DIRECTIVE
Reproduce the records exactly.

Stored items from a collection
....
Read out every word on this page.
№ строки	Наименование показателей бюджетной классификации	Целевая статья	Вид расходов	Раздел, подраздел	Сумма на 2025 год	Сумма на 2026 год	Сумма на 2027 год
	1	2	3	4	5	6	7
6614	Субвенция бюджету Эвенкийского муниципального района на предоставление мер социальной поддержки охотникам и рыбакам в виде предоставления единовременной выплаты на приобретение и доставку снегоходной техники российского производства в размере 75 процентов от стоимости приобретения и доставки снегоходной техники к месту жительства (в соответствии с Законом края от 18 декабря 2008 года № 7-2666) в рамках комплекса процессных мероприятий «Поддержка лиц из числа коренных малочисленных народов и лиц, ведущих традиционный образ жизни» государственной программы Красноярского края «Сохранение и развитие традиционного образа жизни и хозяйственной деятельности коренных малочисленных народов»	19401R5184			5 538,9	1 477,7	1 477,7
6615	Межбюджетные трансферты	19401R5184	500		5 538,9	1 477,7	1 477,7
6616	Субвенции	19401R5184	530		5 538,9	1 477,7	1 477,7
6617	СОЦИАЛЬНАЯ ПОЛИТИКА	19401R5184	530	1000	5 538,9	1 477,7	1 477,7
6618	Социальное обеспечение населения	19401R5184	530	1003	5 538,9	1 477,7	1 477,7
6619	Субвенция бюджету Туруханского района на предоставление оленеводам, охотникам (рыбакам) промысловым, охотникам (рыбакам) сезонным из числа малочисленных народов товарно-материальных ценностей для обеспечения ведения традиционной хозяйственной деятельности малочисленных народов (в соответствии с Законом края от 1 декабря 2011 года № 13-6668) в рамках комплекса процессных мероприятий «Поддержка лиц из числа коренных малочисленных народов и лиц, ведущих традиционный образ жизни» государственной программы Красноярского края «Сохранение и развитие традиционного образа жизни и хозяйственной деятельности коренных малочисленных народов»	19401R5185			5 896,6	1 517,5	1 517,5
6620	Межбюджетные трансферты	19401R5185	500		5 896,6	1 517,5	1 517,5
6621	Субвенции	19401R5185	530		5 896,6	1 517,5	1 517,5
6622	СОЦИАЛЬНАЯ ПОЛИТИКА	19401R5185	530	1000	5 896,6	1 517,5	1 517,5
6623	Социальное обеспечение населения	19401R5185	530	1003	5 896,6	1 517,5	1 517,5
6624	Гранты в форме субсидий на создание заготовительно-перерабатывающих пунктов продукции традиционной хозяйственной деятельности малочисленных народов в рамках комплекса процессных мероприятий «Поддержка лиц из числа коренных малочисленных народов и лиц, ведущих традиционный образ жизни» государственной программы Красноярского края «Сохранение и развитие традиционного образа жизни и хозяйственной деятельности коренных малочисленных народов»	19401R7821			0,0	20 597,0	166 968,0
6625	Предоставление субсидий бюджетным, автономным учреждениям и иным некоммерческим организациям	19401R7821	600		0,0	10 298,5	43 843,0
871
....
ANSWER BELOW
Read out every word on this page.
№ строки	Наименование показателей бюджетной классификации	Целевая статья	Вид расходов	Раздел, подраздел	Сумма на 2025 год	Сумма на 2026 год	Сумма на 2027 год
	1	2	3	4	5	6	7
6614	Субвенция бюджету Эвенкийского муниципального района на предоставление мер социальной поддержки охотникам и рыбакам в виде предоставления единовременной выплаты на приобретение и доставку снегоходной техники российского производства в размере 75 процентов от стоимости приобретения и доставки снегоходной техники к месту жительства (в соответствии с Законом края от 18 декабря 2008 года № 7-2666) в рамках комплекса процессных мероприятий «Поддержка лиц из числа коренных малочисленных народов и лиц, ведущих традиционный образ жизни» государственной программы Красноярского края «Сохранение и развитие традиционного образа жизни и хозяйственной деятельности коренных малочисленных народов»	19401R5184			5 538,9	1 477,7	1 477,7
6615	Межбюджетные трансферты	19401R5184	500		5 538,9	1 477,7	1 477,7
6616	Субвенции	19401R5184	530		5 538,9	1 477,7	1 477,7
6617	СОЦИАЛЬНАЯ ПОЛИТИКА	19401R5184	530	1000	5 538,9	1 477,7	1 477,7
6618	Социальное обеспечение населения	19401R5184	530	1003	5 538,9	1 477,7	1 477,7
6619	Субвенция бюджету Туруханского района на предоставление оленеводам, охотникам (рыбакам) промысловым, охотникам (рыбакам) сезонным из числа малочисленных народов товарно-материальных ценностей для обеспечения ведения традиционной хозяйственной деятельности малочисленных народов (в соответствии с Законом края от 1 декабря 2011 года № 13-6668) в рамках комплекса процессных мероприятий «Поддержка лиц из числа коренных малочисленных народов и лиц, ведущих традиционный образ жизни» государственной программы Красноярского края «Сохранение и развитие традиционного образа жизни и хозяйственной деятельности коренных малочисленных народов»	19401R5185			5 896,6	1 517,5	1 517,5
6620	Межбюджетные трансферты	19401R5185	500		5 896,6	1 517,5	1 517,5
6621	Субвенции	19401R5185	530		5 896,6	1 517,5	1 517,5
6622	СОЦИАЛЬНАЯ ПОЛИТИКА	19401R5185	530	1000	5 896,6	1 517,5	1 517,5
6623	Социальное обеспечение населения	19401R5185	530	1003	5 896,6	1 517,5	1 517,5
6624	Гранты в форме субсидий на создание заготовительно-перерабатывающих пунктов продукции традиционной хозяйственной деятельности малочисленных народов в рамках комплекса процессных мероприятий «Поддержка лиц из числа коренных малочисленных народов и лиц, ведущих традиционный образ жизни» государственной программы Красноярского края «Сохранение и развитие традиционного образа жизни и хозяйственной деятельности коренных малочисленных народов»	19401R7821			0,0	20 597,0	166 968,0
6625	Предоставление субсидий бюджетным, автономным учреждениям и иным некоммерческим организациям	19401R7821	600		0,0	10 298,5	43 843,0
871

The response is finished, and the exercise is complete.